*O QUE FAZER*.
[A] Responda às perguntas abaixo com base no relato sobre as chuvas em Itajaí.
(i) Em que data a Receita Federal do Brasil desembaraçou o eixo para a embarcação do tipo PSV?
(ii) À margem de qual rio estava instalado o estaleiro?
(iii) Qual era o nome do cão?
[B] Reproduza o trecho do relato sobre as chuvas em Itajaí entre "Além de irritante, havia" e "fez tudo transbordar.", inclusive.

Sexta-feira, 21 de novembro de 2008, a Receita Federal do Brasil (RFB) havia desembaraçado o eixo para embarcação do tipo PSV que tinha parametrizado no canal vermelho, a mercadoria era muito aguardada, por isso nos esforçamos para tirar do armazém no porto de Itajaí, unitizar no container e transportar para o estaleiro no mesmo dia.
Tivemos sucesso na importação, foi um dia com gostinho de dever cumprido, mal podia esperar para chegar em casa e relaxar jogando Nintendo Wii. O retorno para casa seria como nos últimos 2 meses, andando devagar na BR 101 entre Navegantes e Balneário Camboriú embaixo de chuva, ora garoando, ora mais forte, mas nunca parava.
Ninguém aguentava mais ouvir aquele maldito barulho de chuva.
Além de irritante, havia também preocupação. O estaleiro em que eu trabalhava na época está instalado à margem do Rio Itajaí-Açu, a equipe permanecia vigilante com a situação e não dava bobeira deixando ferramentas e maquinário sem guardar apropriadamente, o medo da enchente estava presente:
– Espero que não seja como em 1983
– diziam os mais antigos da empresa, pois o contexto de chuva interminável também havia acontecido na década de 80, antecedendo o “toró” que fez tudo transbordar.
O final de semana chuvoso.
No carro voltando para casa, ouvia música alta para abafar o insistente som da água caindo, ouvindo provavelmente Rise Against, Nelly Furtado ou Gabriel O Pensador. Chegando em casa, cumprimentei meus pais, brinquei com meu já falecido cão Bill e fui para meu quarto.

*EXTRATO DOS DADOS*.
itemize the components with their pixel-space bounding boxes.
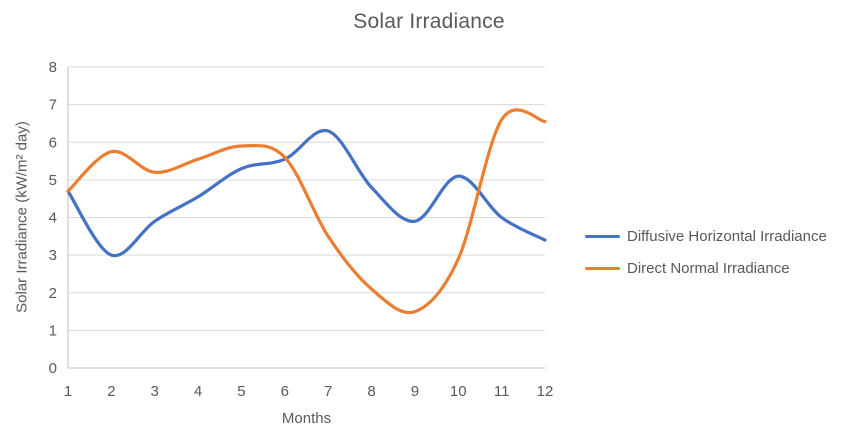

*SOLUÇÕES POR TAREFA*.
[A]
(i) Na sexta-feira, 21 de novembro de 2008.
(ii) Do Rio Itajaí-Açu.
(iii) Bill.

[B]
Além de irritante, havia também preocupação. O estaleiro em que eu trabalhava na época está instalado à margem do Rio Itajaí-Açu, a equipe permanecia vigilante com a situação e não dava bobeira deixando ferramentas e maquinário sem guardar apropriadamente, o medo da enchente estava presente:
– Espero que não seja como em 1983
– diziam os mais antigos da empresa, pois o contexto de chuva interminável também havia acontecido na década de 80, antecedendo o “toró” que fez tudo transbordar.